[Data records]
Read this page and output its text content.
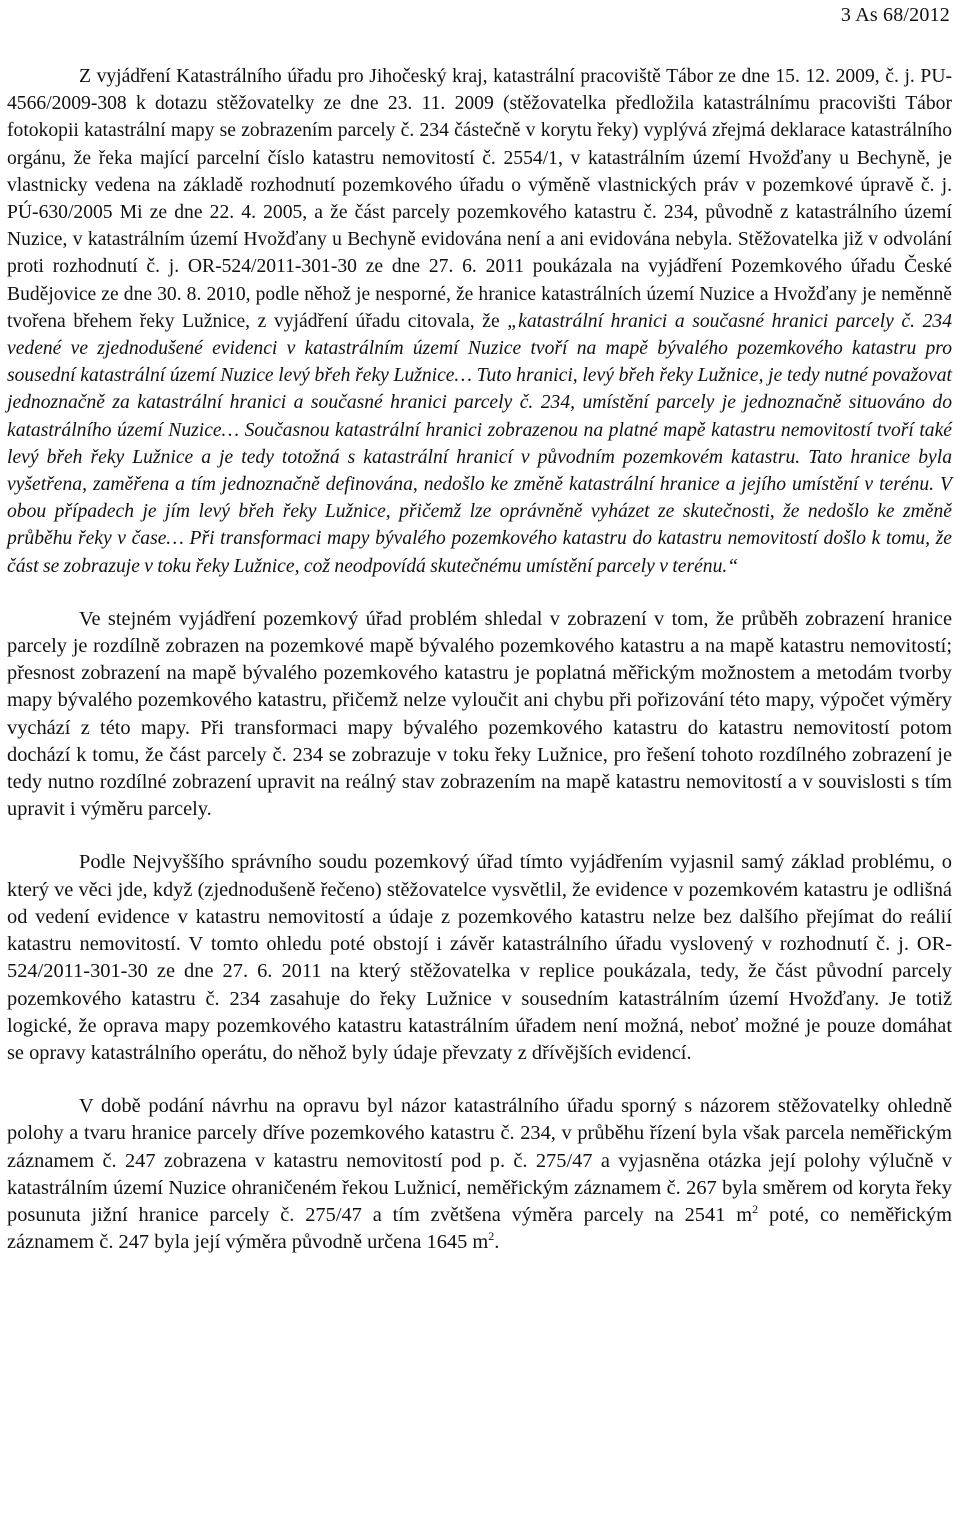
3 As 68/2012

Z vyjádření Katastrálního úřadu pro Jihočeský kraj, katastrální pracoviště Tábor ze dne 15. 12. 2009, č. j. PU-4566/2009-308 k dotazu stěžovatelky ze dne 23. 11. 2009 (stěžovatelka předložila katastrálnímu pracovišti Tábor fotokopii katastrální mapy se zobrazením parcely č. 234 částečně v korytu řeky) vyplývá zřejmá deklarace katastrálního orgánu, že řeka mající parcelní číslo katastru nemovitostí č. 2554/1, v katastrálním území Hvožďany u Bechyně, je vlastnicky vedena na základě rozhodnutí pozemkového úřadu o výměně vlastnických práv v pozemkové úpravě č. j. PÚ-630/2005 Mi ze dne 22. 4. 2005, a že část parcely pozemkového katastru č. 234, původně z katastrálního území Nuzice, v katastrálním území Hvožďany u Bechyně evidována není a ani evidována nebyla. Stěžovatelka již v odvolání proti rozhodnutí č. j. OR-524/2011-301-30 ze dne 27. 6. 2011 poukázala na vyjádření Pozemkového úřadu České Budějovice ze dne 30. 8. 2010, podle něhož je nesporné, že hranice katastrálních území Nuzice a Hvožďany je neměnně tvořena břehem řeky Lužnice, z vyjádření úřadu citovala, že „katastrální hranici a současné hranici parcely č. 234 vedené ve zjednodušené evidenci v katastrálním území Nuzice tvoří na mapě bývalého pozemkového katastru pro sousední katastrální území Nuzice levý břeh řeky Lužnice… Tuto hranici, levý břeh řeky Lužnice, je tedy nutné považovat jednoznačně za katastrální hranici a současné hranici parcely č. 234, umístění parcely je jednoznačně situováno do katastrálního území Nuzice… Současnou katastrální hranici zobrazenou na platné mapě katastru nemovitostí tvoří také levý břeh řeky Lužnice a je tedy totožná s katastrální hranicí v původním pozemkovém katastru. Tato hranice byla vyšetřena, zaměřena a tím jednoznačně definována, nedošlo ke změně katastrální hranice a jejího umístění v terénu. V obou případech je jím levý břeh řeky Lužnice, přičemž lze oprávněně vyházet ze skutečnosti, že nedošlo ke změně průběhu řeky v čase… Při transformaci mapy bývalého pozemkového katastru do katastru nemovitostí došlo k tomu, že část se zobrazuje v toku řeky Lužnice, což neodpovídá skutečnému umístění parcely v terénu.“

Ve stejném vyjádření pozemkový úřad problém shledal v zobrazení v tom, že průběh zobrazení hranice parcely je rozdílně zobrazen na pozemkové mapě bývalého pozemkového katastru a na mapě katastru nemovitostí; přesnost zobrazení na mapě bývalého pozemkového katastru je poplatná měřickým možnostem a metodám tvorby mapy bývalého pozemkového katastru, přičemž nelze vyloučit ani chybu při pořizování této mapy, výpočet výměry vychází z této mapy. Při transformaci mapy bývalého pozemkového katastru do katastru nemovitostí potom dochází k tomu, že část parcely č. 234 se zobrazuje v toku řeky Lužnice, pro řešení tohoto rozdílného zobrazení je tedy nutno rozdílné zobrazení upravit na reálný stav zobrazením na mapě katastru nemovitostí a v souvislosti s tím upravit i výměru parcely.

Podle Nejvyššího správního soudu pozemkový úřad tímto vyjádřením vyjasnil samý základ problému, o který ve věci jde, když (zjednodušeně řečeno) stěžovatelce vysvětlil, že evidence v pozemkovém katastru je odlišná od vedení evidence v katastru nemovitostí a údaje z pozemkového katastru nelze bez dalšího přejímat do reálií katastru nemovitostí. V tomto ohledu poté obstojí i závěr katastrálního úřadu vyslovený v rozhodnutí č. j. OR-524/2011-301-30 ze dne 27. 6. 2011 na který stěžovatelka v replice poukázala, tedy, že část původní parcely pozemkového katastru č. 234 zasahuje do řeky Lužnice v sousedním katastrálním území Hvožďany. Je totiž logické, že oprava mapy pozemkového katastru katastrálním úřadem není možná, neboť možné je pouze domáhat se opravy katastrálního operátu, do něhož byly údaje převzaty z dřívějších evidencí.

V době podání návrhu na opravu byl názor katastrálního úřadu sporný s názorem stěžovatelky ohledně polohy a tvaru hranice parcely dříve pozemkového katastru č. 234, v průběhu řízení byla však parcela neměřickým záznamem č. 247 zobrazena v katastru nemovitostí pod p. č. 275/47 a vyjasněna otázka její polohy výlučně v katastrálním území Nuzice ohraničeném řekou Lužnicí, neměřickým záznamem č. 267 byla směrem od koryta řeky posunuta jižní hranice parcely č. 275/47 a tím zvětšena výměra parcely na 2541 $m^2$ poté, co neměřickým záznamem č. 247 byla její výměra původně určena 1645 $m^2$.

TASK STATEMENT: Leave out all pictures, then copy the remaining material exactly.

TASK RESULT:
Read this page and output its text content.
3 As 68/2012

Z vyjádření Katastrálního úřadu pro Jihočeský kraj, katastrální pracoviště Tábor ze dne 15. 12. 2009, č. j. PU-4566/2009-308 k dotazu stěžovatelky ze dne 23. 11. 2009 (stěžovatelka předložila katastrálnímu pracovišti Tábor fotokopii katastrální mapy se zobrazením parcely č. 234 částečně v korytu řeky) vyplývá zřejmá deklarace katastrálního orgánu, že řeka mající parcelní číslo katastru nemovitostí č. 2554/1, v katastrálním území Hvožďany u Bechyně, je vlastnicky vedena na základě rozhodnutí pozemkového úřadu o výměně vlastnických práv v pozemkové úpravě č. j. PÚ-630/2005 Mi ze dne 22. 4. 2005, a že část parcely pozemkového katastru č. 234, původně z katastrálního území Nuzice, v katastrálním území Hvožďany u Bechyně evidována není a ani evidována nebyla. Stěžovatelka již v odvolání proti rozhodnutí č. j. OR-524/2011-301-30 ze dne 27. 6. 2011 poukázala na vyjádření Pozemkového úřadu České Budějovice ze dne 30. 8. 2010, podle něhož je nesporné, že hranice katastrálních území Nuzice a Hvožďany je neměnně tvořena břehem řeky Lužnice, z vyjádření úřadu citovala, že „katastrální hranici a současné hranici parcely č. 234 vedené ve zjednodušené evidenci v katastrálním území Nuzice tvoří na mapě bývalého pozemkového katastru pro sousední katastrální území Nuzice levý břeh řeky Lužnice… Tuto hranici, levý břeh řeky Lužnice, je tedy nutné považovat jednoznačně za katastrální hranici a současné hranici parcely č. 234, umístění parcely je jednoznačně situováno do katastrálního území Nuzice… Současnou katastrální hranici zobrazenou na platné mapě katastru nemovitostí tvoří také levý břeh řeky Lužnice a je tedy totožná s katastrální hranicí v původním pozemkovém katastru. Tato hranice byla vyšetřena, zaměřena a tím jednoznačně definována, nedošlo ke změně katastrální hranice a jejího umístění v terénu. V obou případech je jím levý břeh řeky Lužnice, přičemž lze oprávněně vyházet ze skutečnosti, že nedošlo ke změně průběhu řeky v čase… Při transformaci mapy bývalého pozemkového katastru do katastru nemovitostí došlo k tomu, že část se zobrazuje v toku řeky Lužnice, což neodpovídá skutečnému umístění parcely v terénu.“

Ve stejném vyjádření pozemkový úřad problém shledal v zobrazení v tom, že průběh zobrazení hranice parcely je rozdílně zobrazen na pozemkové mapě bývalého pozemkového katastru a na mapě katastru nemovitostí; přesnost zobrazení na mapě bývalého pozemkového katastru je poplatná měřickým možnostem a metodám tvorby mapy bývalého pozemkového katastru, přičemž nelze vyloučit ani chybu při pořizování této mapy, výpočet výměry vychází z této mapy. Při transformaci mapy bývalého pozemkového katastru do katastru nemovitostí potom dochází k tomu, že část parcely č. 234 se zobrazuje v toku řeky Lužnice, pro řešení tohoto rozdílného zobrazení je tedy nutno rozdílné zobrazení upravit na reálný stav zobrazením na mapě katastru nemovitostí a v souvislosti s tím upravit i výměru parcely.

Podle Nejvyššího správního soudu pozemkový úřad tímto vyjádřením vyjasnil samý základ problému, o který ve věci jde, když (zjednodušeně řečeno) stěžovatelce vysvětlil, že evidence v pozemkovém katastru je odlišná od vedení evidence v katastru nemovitostí a údaje z pozemkového katastru nelze bez dalšího přejímat do reálií katastru nemovitostí. V tomto ohledu poté obstojí i závěr katastrálního úřadu vyslovený v rozhodnutí č. j. OR-524/2011-301-30 ze dne 27. 6. 2011 na který stěžovatelka v replice poukázala, tedy, že část původní parcely pozemkového katastru č. 234 zasahuje do řeky Lužnice v sousedním katastrálním území Hvožďany. Je totiž logické, že oprava mapy pozemkového katastru katastrálním úřadem není možná, neboť možné je pouze domáhat se opravy katastrálního operátu, do něhož byly údaje převzaty z dřívějších evidencí.

V době podání návrhu na opravu byl názor katastrálního úřadu sporný s názorem stěžovatelky ohledně polohy a tvaru hranice parcely dříve pozemkového katastru č. 234, v průběhu řízení byla však parcela neměřickým záznamem č. 247 zobrazena v katastru nemovitostí pod p. č. 275/47 a vyjasněna otázka její polohy výlučně v katastrálním území Nuzice ohraničeném řekou Lužnicí, neměřickým záznamem č. 267 byla směrem od koryta řeky posunuta jižní hranice parcely č. 275/47 a tím zvětšena výměra parcely na 2541 $m^2$ poté, co neměřickým záznamem č. 247 byla její výměra původně určena 1645 $m^2$.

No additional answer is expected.